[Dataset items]

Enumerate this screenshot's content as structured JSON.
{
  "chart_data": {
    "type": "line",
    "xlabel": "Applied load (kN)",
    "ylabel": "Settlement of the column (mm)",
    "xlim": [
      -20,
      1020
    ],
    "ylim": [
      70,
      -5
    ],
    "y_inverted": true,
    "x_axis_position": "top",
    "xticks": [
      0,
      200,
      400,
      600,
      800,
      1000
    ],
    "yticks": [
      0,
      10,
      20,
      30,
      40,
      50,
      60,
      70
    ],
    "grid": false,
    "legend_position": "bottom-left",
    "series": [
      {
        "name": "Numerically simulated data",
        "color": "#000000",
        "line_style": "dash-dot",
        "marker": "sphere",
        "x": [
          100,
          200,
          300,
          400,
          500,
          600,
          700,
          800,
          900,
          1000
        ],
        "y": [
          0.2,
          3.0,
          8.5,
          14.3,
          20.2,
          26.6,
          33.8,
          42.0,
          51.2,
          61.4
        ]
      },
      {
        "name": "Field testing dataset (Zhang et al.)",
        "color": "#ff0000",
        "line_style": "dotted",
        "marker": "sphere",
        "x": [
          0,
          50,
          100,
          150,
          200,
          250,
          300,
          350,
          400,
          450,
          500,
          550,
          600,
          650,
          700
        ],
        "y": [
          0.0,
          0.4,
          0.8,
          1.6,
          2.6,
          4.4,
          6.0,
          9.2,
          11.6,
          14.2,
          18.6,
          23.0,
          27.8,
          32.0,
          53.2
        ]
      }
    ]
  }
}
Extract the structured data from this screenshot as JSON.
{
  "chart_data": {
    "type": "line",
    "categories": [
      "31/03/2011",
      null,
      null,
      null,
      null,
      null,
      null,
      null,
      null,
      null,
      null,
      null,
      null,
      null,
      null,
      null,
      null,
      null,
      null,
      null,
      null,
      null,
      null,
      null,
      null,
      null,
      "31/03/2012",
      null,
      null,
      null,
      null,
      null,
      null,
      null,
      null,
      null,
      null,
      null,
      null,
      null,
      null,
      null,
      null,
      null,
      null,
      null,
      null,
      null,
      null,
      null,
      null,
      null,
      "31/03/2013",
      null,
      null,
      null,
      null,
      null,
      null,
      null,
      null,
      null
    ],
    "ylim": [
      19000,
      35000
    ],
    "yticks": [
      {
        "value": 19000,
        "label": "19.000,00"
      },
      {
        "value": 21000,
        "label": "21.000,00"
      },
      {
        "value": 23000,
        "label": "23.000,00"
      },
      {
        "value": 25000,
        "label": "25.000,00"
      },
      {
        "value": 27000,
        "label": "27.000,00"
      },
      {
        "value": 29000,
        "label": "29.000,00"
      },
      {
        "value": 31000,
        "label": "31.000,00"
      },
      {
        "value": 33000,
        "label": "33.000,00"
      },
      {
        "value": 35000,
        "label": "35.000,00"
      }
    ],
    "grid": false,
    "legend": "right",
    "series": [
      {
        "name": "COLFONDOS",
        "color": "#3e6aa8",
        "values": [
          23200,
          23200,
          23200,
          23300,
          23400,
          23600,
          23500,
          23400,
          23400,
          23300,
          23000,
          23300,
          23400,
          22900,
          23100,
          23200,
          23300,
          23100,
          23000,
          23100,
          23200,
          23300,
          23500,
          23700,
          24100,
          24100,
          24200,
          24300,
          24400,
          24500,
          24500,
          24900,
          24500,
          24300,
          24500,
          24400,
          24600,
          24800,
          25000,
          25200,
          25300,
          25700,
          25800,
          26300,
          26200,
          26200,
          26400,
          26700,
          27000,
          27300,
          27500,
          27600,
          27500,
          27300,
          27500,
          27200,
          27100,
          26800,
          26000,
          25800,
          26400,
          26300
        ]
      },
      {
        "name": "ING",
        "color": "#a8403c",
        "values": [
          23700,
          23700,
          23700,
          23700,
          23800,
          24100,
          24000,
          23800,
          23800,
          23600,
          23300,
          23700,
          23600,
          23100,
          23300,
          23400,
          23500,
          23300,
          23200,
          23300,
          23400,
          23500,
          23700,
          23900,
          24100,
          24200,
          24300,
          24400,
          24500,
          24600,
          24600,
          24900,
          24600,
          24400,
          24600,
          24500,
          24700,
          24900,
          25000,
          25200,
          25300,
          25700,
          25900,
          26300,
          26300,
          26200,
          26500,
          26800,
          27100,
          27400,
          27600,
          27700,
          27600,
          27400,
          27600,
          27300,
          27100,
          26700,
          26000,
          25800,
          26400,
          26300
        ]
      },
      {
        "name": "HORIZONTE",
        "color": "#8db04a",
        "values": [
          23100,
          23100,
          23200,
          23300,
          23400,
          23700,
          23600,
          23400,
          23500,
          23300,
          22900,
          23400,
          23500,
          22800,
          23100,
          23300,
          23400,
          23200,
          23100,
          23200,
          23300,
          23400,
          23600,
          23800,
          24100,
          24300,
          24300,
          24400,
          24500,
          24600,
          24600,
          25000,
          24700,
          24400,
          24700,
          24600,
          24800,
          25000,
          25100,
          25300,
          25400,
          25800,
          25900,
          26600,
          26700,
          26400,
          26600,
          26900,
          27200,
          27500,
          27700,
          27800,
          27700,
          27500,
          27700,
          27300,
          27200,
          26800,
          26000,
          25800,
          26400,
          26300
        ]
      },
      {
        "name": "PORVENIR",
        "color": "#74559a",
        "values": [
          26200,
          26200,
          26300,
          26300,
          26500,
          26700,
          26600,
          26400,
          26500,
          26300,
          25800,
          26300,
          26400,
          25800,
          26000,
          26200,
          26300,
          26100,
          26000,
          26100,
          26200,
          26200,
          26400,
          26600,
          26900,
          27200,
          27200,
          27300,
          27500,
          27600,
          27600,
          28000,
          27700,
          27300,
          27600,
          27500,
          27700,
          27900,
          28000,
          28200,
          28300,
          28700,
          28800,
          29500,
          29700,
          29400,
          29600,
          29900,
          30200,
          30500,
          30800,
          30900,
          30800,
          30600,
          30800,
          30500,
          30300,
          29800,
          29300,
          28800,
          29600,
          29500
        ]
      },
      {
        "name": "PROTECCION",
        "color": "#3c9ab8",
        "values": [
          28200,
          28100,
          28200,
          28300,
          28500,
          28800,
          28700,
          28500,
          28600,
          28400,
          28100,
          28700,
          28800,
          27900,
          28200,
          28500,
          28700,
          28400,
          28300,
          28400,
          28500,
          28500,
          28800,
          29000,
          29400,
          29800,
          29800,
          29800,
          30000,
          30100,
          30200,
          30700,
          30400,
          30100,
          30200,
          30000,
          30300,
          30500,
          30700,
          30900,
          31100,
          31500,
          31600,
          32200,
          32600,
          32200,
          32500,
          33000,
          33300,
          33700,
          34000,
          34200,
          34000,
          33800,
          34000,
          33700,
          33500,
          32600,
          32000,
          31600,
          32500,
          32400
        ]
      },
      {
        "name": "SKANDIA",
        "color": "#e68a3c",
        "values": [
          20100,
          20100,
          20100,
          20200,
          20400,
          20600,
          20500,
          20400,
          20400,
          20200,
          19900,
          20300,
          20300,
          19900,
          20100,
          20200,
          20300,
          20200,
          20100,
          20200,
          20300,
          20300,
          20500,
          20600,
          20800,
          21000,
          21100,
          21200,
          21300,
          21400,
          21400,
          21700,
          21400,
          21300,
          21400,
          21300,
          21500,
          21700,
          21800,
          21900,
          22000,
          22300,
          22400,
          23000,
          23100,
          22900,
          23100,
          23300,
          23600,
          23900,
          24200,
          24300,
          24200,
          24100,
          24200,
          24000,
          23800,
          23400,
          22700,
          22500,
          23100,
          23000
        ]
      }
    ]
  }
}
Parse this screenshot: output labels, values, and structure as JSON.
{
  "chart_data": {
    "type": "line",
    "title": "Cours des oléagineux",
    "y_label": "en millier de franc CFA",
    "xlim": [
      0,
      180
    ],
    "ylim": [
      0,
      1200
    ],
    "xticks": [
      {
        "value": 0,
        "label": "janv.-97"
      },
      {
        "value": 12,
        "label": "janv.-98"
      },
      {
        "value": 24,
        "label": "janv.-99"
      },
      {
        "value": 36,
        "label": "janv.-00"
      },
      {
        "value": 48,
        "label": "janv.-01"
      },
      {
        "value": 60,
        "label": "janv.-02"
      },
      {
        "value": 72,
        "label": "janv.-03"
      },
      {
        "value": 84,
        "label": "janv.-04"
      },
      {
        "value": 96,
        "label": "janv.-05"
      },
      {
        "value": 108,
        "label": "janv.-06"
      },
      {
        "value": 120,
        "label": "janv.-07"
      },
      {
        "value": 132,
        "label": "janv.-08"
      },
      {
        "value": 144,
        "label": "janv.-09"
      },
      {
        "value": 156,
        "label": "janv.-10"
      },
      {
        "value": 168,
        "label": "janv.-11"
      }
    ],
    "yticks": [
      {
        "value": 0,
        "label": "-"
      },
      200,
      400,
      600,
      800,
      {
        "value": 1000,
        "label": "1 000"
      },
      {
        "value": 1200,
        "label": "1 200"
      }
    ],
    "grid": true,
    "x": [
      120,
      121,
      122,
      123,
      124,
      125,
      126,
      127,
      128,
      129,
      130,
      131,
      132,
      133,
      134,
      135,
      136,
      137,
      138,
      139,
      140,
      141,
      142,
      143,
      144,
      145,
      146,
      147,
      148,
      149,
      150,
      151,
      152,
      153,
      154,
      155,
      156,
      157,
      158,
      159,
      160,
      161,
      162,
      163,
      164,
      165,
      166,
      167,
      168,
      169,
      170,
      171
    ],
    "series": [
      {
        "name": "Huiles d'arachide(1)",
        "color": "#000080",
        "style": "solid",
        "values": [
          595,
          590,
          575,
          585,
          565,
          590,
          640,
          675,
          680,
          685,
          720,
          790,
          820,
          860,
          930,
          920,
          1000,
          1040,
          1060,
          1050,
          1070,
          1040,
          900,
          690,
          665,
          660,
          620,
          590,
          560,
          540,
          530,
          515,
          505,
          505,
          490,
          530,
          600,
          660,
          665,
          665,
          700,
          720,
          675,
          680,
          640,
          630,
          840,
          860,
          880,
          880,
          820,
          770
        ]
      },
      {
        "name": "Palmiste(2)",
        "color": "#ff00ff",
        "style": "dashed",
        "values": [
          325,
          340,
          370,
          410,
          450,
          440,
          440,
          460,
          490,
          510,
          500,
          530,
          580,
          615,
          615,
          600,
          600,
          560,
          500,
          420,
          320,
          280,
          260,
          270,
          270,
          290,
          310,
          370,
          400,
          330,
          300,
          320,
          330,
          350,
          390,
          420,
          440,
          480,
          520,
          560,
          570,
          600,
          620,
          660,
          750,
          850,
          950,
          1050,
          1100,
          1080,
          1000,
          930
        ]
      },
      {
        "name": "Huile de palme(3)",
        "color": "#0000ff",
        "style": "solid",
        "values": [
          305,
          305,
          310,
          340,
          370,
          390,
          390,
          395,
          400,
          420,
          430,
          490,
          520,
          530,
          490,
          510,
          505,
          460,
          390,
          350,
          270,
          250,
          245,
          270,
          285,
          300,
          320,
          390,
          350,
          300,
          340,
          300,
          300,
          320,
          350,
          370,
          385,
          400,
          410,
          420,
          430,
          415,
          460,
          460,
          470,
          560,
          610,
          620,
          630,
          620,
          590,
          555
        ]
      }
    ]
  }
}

● **GOAL**: Tally the lines of the listing in which the word "screenshot" occurs, and state the total alone.

● **SOLVED EXERCISE**: 3